**YOUR GOAL**
Return the lines below that carry the word "testo".

**PROVIDED RECORDS**
══════════════════════════════

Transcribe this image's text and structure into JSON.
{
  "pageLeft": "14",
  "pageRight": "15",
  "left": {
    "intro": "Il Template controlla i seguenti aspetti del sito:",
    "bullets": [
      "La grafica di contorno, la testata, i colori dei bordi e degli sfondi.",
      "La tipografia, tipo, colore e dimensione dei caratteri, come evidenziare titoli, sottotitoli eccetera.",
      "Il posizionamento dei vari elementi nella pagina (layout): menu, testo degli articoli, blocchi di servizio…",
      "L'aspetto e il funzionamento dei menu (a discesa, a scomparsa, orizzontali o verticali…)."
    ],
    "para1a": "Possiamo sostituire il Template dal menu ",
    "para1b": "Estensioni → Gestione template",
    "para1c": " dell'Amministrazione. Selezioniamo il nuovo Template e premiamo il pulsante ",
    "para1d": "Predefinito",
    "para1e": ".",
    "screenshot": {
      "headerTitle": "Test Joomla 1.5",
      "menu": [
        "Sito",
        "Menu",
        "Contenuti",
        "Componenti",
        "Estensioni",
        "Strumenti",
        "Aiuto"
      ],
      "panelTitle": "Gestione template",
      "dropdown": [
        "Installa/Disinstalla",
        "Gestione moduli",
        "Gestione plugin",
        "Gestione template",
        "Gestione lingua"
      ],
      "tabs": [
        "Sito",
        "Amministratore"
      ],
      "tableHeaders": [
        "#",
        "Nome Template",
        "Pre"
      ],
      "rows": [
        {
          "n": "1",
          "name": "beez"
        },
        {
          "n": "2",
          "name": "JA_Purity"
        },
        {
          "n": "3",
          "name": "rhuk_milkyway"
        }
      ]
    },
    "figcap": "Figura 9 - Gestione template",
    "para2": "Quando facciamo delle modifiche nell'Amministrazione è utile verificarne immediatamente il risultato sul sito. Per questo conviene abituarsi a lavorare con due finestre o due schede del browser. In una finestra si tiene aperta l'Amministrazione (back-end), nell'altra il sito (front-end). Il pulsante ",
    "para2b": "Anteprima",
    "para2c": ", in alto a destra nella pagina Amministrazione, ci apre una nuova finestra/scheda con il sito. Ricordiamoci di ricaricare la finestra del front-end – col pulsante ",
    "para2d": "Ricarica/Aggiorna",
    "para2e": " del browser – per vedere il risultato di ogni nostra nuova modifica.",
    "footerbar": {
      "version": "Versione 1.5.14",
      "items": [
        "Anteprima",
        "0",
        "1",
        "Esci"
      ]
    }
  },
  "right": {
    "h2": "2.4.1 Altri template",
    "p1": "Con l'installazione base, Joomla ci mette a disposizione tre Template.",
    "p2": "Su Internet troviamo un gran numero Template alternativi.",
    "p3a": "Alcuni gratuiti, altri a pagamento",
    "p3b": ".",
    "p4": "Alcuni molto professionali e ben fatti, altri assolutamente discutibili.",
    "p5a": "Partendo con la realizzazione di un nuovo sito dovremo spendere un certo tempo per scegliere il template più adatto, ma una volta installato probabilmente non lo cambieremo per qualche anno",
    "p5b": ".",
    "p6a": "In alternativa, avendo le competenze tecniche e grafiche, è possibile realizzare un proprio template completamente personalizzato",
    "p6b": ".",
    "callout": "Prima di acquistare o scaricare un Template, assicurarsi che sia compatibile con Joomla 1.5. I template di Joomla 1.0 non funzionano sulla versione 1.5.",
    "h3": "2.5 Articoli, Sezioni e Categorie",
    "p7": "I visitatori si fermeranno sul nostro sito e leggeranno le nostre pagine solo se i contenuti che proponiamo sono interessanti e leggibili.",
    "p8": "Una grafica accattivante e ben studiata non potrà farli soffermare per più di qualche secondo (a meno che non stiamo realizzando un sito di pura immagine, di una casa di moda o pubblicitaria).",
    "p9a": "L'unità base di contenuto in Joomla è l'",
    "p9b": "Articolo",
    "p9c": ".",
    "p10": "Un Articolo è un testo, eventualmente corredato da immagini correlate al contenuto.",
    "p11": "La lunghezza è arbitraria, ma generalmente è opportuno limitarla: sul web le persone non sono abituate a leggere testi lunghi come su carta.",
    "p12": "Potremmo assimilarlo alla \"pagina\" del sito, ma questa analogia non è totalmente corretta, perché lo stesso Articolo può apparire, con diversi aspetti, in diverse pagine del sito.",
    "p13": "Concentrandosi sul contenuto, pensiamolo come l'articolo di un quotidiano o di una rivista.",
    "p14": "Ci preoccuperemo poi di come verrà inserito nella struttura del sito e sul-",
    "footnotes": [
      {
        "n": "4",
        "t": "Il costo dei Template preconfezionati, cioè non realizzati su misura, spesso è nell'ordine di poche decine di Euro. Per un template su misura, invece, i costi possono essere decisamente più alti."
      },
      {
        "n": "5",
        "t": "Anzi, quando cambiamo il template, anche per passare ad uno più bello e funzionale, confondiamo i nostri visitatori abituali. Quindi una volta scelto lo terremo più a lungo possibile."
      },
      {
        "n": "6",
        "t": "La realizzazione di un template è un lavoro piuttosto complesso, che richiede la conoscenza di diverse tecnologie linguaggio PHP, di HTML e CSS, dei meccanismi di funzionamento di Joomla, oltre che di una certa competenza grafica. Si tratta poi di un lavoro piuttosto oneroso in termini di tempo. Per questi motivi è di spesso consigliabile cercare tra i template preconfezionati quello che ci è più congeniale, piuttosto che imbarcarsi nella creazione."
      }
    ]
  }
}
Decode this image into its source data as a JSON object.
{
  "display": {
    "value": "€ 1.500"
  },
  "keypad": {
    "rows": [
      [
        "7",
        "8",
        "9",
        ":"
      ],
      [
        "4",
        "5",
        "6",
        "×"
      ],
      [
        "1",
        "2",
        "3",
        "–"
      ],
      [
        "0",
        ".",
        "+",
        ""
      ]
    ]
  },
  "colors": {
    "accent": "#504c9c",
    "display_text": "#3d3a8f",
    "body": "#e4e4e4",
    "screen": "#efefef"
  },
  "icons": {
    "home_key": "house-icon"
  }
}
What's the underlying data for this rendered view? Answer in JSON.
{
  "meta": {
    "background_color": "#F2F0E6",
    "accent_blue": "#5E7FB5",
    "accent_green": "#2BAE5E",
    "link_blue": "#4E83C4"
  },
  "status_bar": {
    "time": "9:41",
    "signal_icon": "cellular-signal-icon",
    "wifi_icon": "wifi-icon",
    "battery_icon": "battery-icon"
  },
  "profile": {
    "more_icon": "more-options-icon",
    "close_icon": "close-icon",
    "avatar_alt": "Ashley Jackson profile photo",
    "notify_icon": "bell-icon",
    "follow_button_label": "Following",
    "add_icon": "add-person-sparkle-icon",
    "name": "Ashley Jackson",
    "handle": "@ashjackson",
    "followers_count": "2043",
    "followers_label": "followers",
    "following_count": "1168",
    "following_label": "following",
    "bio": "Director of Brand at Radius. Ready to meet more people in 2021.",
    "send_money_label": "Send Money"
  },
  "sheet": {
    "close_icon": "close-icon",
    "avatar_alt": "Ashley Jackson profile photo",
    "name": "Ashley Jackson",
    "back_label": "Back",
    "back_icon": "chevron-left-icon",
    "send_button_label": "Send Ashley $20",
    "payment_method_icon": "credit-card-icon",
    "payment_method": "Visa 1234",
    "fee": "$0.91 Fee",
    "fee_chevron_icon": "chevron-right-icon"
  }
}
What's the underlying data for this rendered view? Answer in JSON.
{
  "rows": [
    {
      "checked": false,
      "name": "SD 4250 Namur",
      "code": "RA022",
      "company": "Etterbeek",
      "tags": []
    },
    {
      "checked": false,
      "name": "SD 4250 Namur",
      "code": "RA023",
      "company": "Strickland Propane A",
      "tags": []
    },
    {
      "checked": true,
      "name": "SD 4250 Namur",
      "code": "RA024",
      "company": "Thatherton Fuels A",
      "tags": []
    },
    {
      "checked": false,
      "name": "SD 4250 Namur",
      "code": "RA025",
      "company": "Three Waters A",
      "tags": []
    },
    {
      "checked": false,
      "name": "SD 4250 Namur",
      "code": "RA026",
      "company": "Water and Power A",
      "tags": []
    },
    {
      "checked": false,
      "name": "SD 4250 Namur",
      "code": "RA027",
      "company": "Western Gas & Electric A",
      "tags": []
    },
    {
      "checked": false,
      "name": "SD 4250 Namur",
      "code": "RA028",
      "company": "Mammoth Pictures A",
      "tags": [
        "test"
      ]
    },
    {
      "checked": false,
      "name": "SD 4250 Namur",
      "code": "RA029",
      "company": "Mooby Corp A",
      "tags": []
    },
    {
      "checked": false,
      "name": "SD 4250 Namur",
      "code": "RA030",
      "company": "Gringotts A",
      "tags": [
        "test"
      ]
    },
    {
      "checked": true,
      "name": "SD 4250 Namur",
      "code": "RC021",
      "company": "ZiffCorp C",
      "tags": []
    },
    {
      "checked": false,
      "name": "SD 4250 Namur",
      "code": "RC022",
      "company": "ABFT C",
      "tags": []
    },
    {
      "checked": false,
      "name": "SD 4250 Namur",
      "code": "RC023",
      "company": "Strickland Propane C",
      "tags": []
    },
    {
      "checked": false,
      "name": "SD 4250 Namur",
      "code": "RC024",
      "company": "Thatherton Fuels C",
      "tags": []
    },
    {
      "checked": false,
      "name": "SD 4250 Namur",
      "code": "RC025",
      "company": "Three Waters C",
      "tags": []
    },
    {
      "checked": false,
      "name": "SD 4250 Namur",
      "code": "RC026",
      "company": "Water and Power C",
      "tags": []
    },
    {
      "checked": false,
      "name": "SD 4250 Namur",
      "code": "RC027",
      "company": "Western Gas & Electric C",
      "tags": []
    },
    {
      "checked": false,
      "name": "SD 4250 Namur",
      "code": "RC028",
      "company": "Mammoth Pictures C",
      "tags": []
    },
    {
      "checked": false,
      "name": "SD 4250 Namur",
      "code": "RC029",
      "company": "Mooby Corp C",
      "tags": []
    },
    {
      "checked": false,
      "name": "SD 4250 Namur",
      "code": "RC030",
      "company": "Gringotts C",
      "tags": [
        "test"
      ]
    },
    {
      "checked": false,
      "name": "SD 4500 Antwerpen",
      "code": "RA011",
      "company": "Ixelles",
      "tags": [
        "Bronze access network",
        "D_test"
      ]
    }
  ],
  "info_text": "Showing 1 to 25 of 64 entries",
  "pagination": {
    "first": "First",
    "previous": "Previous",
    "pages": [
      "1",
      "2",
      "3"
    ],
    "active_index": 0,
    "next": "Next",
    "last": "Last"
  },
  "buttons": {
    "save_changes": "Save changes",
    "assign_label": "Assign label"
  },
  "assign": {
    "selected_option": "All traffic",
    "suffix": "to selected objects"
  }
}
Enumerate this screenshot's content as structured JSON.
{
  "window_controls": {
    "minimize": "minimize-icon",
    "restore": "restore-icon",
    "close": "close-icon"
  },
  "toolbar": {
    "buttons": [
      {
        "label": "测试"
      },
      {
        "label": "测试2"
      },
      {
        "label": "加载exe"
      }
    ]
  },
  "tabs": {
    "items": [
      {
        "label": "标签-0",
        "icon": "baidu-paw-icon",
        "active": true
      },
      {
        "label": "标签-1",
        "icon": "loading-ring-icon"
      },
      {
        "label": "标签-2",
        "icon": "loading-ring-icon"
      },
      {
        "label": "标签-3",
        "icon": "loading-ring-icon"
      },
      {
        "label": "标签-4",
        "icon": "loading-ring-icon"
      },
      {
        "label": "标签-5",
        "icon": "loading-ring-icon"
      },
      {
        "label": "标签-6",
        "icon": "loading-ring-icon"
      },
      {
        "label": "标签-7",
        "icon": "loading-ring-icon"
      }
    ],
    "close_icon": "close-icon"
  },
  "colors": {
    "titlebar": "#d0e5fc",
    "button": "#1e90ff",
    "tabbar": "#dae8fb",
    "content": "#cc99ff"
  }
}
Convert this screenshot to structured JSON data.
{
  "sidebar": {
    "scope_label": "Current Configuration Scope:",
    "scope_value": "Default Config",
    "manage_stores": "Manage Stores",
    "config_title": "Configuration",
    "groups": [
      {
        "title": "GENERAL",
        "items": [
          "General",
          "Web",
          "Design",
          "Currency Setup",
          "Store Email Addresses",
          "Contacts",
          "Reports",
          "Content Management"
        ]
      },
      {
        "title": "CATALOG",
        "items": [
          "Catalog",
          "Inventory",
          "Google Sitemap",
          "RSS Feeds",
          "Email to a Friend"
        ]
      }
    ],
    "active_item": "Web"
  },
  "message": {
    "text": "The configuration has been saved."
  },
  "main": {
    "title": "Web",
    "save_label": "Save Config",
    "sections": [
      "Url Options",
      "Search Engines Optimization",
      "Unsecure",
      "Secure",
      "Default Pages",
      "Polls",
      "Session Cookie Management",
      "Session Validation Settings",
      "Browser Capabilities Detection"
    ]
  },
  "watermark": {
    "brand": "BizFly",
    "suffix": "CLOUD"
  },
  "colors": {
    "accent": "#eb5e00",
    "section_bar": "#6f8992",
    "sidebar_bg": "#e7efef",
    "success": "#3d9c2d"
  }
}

══════════════════════════════

**FINAL RESULT**
      "Il posizionamento dei vari elementi nella pagina (layout): menu, testo degli articoli, blocchi di servizio…",
    "p10": "Un Articolo è un testo, eventualmente corredato da immagini correlate al contenuto.",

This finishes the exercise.